:: DIRECTIONS ::
Only the pictures are to be left out; set down the rest of the records exactly.

:: RAW DATA ::
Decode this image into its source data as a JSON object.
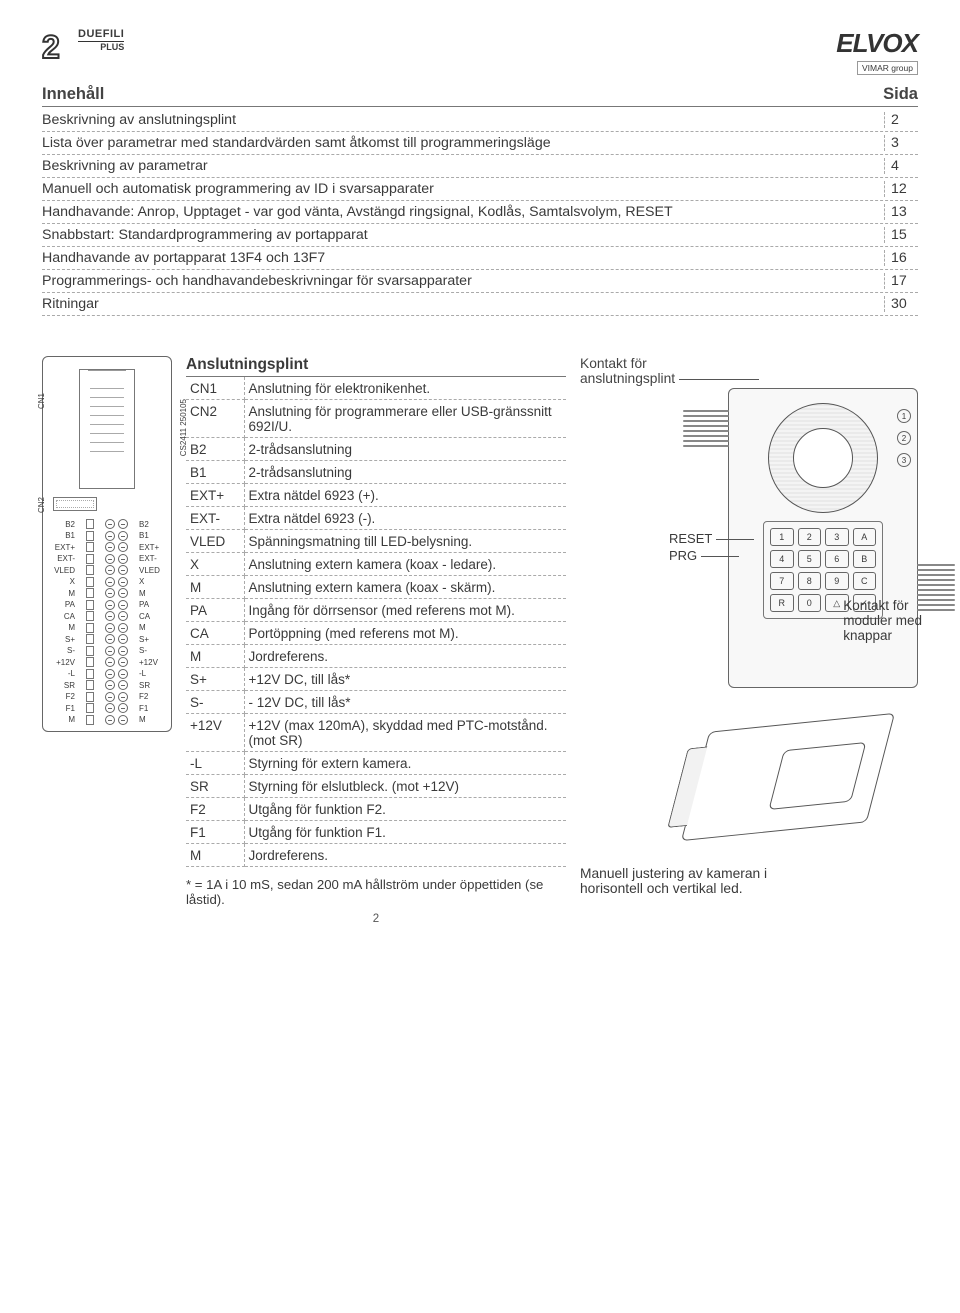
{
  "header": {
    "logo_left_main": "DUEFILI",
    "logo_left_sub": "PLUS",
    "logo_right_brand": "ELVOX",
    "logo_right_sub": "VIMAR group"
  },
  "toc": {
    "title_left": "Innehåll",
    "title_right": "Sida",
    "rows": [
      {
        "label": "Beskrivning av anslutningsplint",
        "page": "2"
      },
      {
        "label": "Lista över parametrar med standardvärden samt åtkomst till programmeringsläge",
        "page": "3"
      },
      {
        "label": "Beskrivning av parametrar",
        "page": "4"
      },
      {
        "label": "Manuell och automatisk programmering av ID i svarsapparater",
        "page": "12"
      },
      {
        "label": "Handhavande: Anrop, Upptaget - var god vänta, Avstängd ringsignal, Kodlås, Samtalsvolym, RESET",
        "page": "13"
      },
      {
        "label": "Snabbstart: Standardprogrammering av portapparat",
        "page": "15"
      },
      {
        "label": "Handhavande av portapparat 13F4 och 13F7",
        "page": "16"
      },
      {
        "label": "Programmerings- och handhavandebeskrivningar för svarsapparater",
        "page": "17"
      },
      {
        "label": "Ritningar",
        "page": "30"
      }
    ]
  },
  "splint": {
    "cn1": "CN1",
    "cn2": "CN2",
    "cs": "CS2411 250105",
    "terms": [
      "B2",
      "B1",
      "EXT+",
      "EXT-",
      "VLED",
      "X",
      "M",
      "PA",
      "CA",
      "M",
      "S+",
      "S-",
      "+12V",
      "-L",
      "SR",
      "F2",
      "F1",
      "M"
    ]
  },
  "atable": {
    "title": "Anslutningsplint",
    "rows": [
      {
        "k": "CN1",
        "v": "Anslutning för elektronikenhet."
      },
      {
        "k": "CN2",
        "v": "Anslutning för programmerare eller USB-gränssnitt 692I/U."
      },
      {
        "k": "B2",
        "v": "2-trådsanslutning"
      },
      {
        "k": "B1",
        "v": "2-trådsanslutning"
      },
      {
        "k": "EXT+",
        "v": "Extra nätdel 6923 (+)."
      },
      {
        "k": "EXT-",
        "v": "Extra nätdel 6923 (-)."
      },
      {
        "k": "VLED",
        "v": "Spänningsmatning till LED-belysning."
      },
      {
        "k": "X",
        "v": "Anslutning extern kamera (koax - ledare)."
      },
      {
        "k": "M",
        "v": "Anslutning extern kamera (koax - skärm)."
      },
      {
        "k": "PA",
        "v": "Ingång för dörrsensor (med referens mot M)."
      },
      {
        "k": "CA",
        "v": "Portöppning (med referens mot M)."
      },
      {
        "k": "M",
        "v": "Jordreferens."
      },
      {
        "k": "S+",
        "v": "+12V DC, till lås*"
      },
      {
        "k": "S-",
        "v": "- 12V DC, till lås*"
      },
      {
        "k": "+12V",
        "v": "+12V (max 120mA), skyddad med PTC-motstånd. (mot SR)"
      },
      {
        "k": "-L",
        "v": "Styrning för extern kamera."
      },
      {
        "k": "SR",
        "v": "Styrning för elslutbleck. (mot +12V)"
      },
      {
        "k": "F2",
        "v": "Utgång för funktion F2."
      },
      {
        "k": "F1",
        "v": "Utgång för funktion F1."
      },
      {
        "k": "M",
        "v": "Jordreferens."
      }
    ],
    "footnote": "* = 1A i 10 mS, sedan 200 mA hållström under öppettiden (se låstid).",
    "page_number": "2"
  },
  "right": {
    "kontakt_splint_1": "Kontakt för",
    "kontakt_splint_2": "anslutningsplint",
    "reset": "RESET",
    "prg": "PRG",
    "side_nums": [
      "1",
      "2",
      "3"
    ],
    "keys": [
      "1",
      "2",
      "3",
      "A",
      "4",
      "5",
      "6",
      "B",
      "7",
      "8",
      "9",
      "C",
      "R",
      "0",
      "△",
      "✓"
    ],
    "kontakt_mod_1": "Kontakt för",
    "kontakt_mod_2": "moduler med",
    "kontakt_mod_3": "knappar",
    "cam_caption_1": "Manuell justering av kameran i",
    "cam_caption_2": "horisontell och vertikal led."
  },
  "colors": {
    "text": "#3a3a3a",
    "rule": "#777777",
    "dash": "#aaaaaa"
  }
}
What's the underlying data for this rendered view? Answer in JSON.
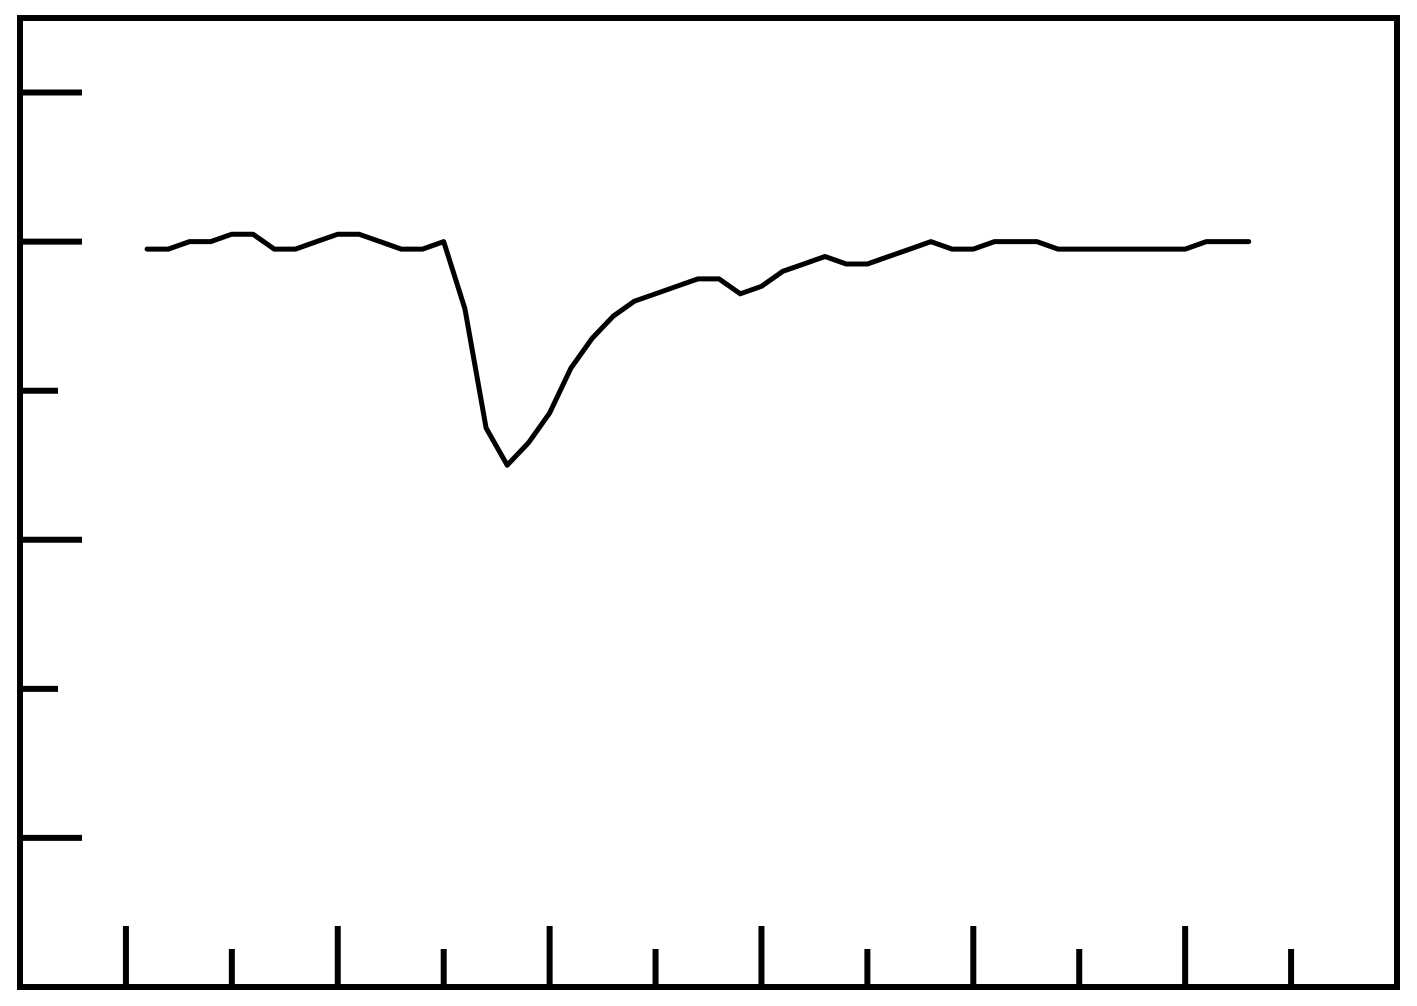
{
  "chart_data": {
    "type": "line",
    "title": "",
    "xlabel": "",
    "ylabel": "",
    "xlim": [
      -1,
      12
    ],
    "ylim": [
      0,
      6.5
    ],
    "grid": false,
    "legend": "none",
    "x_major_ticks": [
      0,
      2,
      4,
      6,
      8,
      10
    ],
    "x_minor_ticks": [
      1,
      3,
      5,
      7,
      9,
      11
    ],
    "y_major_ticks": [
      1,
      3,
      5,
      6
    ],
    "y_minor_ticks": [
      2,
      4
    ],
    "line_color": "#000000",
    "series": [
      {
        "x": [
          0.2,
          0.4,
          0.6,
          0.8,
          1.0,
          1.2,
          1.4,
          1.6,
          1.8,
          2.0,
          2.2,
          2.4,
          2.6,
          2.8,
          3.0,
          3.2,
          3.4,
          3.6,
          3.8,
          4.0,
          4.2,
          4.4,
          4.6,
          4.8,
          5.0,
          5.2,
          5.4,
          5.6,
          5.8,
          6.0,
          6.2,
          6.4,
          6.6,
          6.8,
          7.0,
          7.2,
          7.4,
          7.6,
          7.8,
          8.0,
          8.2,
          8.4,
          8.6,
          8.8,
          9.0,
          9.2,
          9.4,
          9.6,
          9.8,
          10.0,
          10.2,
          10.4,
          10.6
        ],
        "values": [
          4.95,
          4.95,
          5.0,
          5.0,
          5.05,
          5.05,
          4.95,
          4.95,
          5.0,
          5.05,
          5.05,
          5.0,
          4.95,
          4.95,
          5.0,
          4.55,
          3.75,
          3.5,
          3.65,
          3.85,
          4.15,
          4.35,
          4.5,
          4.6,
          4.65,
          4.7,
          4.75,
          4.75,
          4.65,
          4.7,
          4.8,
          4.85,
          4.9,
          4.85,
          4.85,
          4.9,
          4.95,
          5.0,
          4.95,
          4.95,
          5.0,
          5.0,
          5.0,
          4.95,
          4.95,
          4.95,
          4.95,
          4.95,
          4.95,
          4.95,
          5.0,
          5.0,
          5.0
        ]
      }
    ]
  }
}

:: RESULT BELOW ::
Decode this image into its source data as a JSON object.
{
  "header": {
    "logo_left_main": "DUEFILI",
    "logo_left_sub": "PLUS",
    "logo_right_brand": "ELVOX",
    "logo_right_sub": "VIMAR group"
  },
  "toc": {
    "title_left": "Innehåll",
    "title_right": "Sida",
    "rows": [
      {
        "label": "Beskrivning av anslutningsplint",
        "page": "2"
      },
      {
        "label": "Lista över parametrar med standardvärden samt åtkomst till programmeringsläge",
        "page": "3"
      },
      {
        "label": "Beskrivning av parametrar",
        "page": "4"
      },
      {
        "label": "Manuell och automatisk programmering av ID i svarsapparater",
        "page": "12"
      },
      {
        "label": "Handhavande: Anrop, Upptaget - var god vänta, Avstängd ringsignal, Kodlås, Samtalsvolym, RESET",
        "page": "13"
      },
      {
        "label": "Snabbstart: Standardprogrammering av portapparat",
        "page": "15"
      },
      {
        "label": "Handhavande av portapparat 13F4 och 13F7",
        "page": "16"
      },
      {
        "label": "Programmerings- och handhavandebeskrivningar för svarsapparater",
        "page": "17"
      },
      {
        "label": "Ritningar",
        "page": "30"
      }
    ]
  },
  "splint": {
    "cn1": "CN1",
    "cn2": "CN2",
    "cs": "CS2411 250105",
    "terms": [
      "B2",
      "B1",
      "EXT+",
      "EXT-",
      "VLED",
      "X",
      "M",
      "PA",
      "CA",
      "M",
      "S+",
      "S-",
      "+12V",
      "-L",
      "SR",
      "F2",
      "F1",
      "M"
    ]
  },
  "atable": {
    "title": "Anslutningsplint",
    "rows": [
      {
        "k": "CN1",
        "v": "Anslutning för elektronikenhet."
      },
      {
        "k": "CN2",
        "v": "Anslutning för programmerare eller USB-gränssnitt 692I/U."
      },
      {
        "k": "B2",
        "v": "2-trådsanslutning"
      },
      {
        "k": "B1",
        "v": "2-trådsanslutning"
      },
      {
        "k": "EXT+",
        "v": "Extra nätdel 6923 (+)."
      },
      {
        "k": "EXT-",
        "v": "Extra nätdel 6923 (-)."
      },
      {
        "k": "VLED",
        "v": "Spänningsmatning till LED-belysning."
      },
      {
        "k": "X",
        "v": "Anslutning extern kamera (koax - ledare)."
      },
      {
        "k": "M",
        "v": "Anslutning extern kamera (koax - skärm)."
      },
      {
        "k": "PA",
        "v": "Ingång för dörrsensor (med referens mot M)."
      },
      {
        "k": "CA",
        "v": "Portöppning (med referens mot M)."
      },
      {
        "k": "M",
        "v": "Jordreferens."
      },
      {
        "k": "S+",
        "v": "+12V DC, till lås*"
      },
      {
        "k": "S-",
        "v": "- 12V DC, till lås*"
      },
      {
        "k": "+12V",
        "v": "+12V (max 120mA), skyddad med PTC-motstånd. (mot SR)"
      },
      {
        "k": "-L",
        "v": "Styrning för extern kamera."
      },
      {
        "k": "SR",
        "v": "Styrning för elslutbleck. (mot +12V)"
      },
      {
        "k": "F2",
        "v": "Utgång för funktion F2."
      },
      {
        "k": "F1",
        "v": "Utgång för funktion F1."
      },
      {
        "k": "M",
        "v": "Jordreferens."
      }
    ],
    "footnote": "* = 1A i 10 mS, sedan 200 mA hållström under öppettiden (se låstid).",
    "page_number": "2"
  },
  "right": {
    "kontakt_splint_1": "Kontakt för",
    "kontakt_splint_2": "anslutningsplint",
    "reset": "RESET",
    "prg": "PRG",
    "side_nums": [
      "1",
      "2",
      "3"
    ],
    "keys": [
      "1",
      "2",
      "3",
      "A",
      "4",
      "5",
      "6",
      "B",
      "7",
      "8",
      "9",
      "C",
      "R",
      "0",
      "△",
      "✓"
    ],
    "kontakt_mod_1": "Kontakt för",
    "kontakt_mod_2": "moduler med",
    "kontakt_mod_3": "knappar",
    "cam_caption_1": "Manuell justering av kameran i",
    "cam_caption_2": "horisontell och vertikal led."
  },
  "colors": {
    "text": "#3a3a3a",
    "rule": "#777777",
    "dash": "#aaaaaa"
  }
}
What's the underlying data for this rendered view? Answer in JSON.
{
  "chart_data": {
    "type": "line",
    "title": "",
    "xlabel": "",
    "ylabel": "",
    "xlim": [
      -1,
      12
    ],
    "ylim": [
      0,
      6.5
    ],
    "grid": false,
    "legend": "none",
    "x_major_ticks": [
      0,
      2,
      4,
      6,
      8,
      10
    ],
    "x_minor_ticks": [
      1,
      3,
      5,
      7,
      9,
      11
    ],
    "y_major_ticks": [
      1,
      3,
      5,
      6
    ],
    "y_minor_ticks": [
      2,
      4
    ],
    "line_color": "#000000",
    "series": [
      {
        "x": [
          0.2,
          0.4,
          0.6,
          0.8,
          1.0,
          1.2,
          1.4,
          1.6,
          1.8,
          2.0,
          2.2,
          2.4,
          2.6,
          2.8,
          3.0,
          3.2,
          3.4,
          3.6,
          3.8,
          4.0,
          4.2,
          4.4,
          4.6,
          4.8,
          5.0,
          5.2,
          5.4,
          5.6,
          5.8,
          6.0,
          6.2,
          6.4,
          6.6,
          6.8,
          7.0,
          7.2,
          7.4,
          7.6,
          7.8,
          8.0,
          8.2,
          8.4,
          8.6,
          8.8,
          9.0,
          9.2,
          9.4,
          9.6,
          9.8,
          10.0,
          10.2,
          10.4,
          10.6
        ],
        "values": [
          4.95,
          4.95,
          5.0,
          5.0,
          5.05,
          5.05,
          4.95,
          4.95,
          5.0,
          5.05,
          5.05,
          5.0,
          4.95,
          4.95,
          5.0,
          4.55,
          3.75,
          3.5,
          3.65,
          3.85,
          4.15,
          4.35,
          4.5,
          4.6,
          4.65,
          4.7,
          4.75,
          4.75,
          4.65,
          4.7,
          4.8,
          4.85,
          4.9,
          4.85,
          4.85,
          4.9,
          4.95,
          5.0,
          4.95,
          4.95,
          5.0,
          5.0,
          5.0,
          4.95,
          4.95,
          4.95,
          4.95,
          4.95,
          4.95,
          4.95,
          5.0,
          5.0,
          5.0
        ]
      }
    ]
  }
}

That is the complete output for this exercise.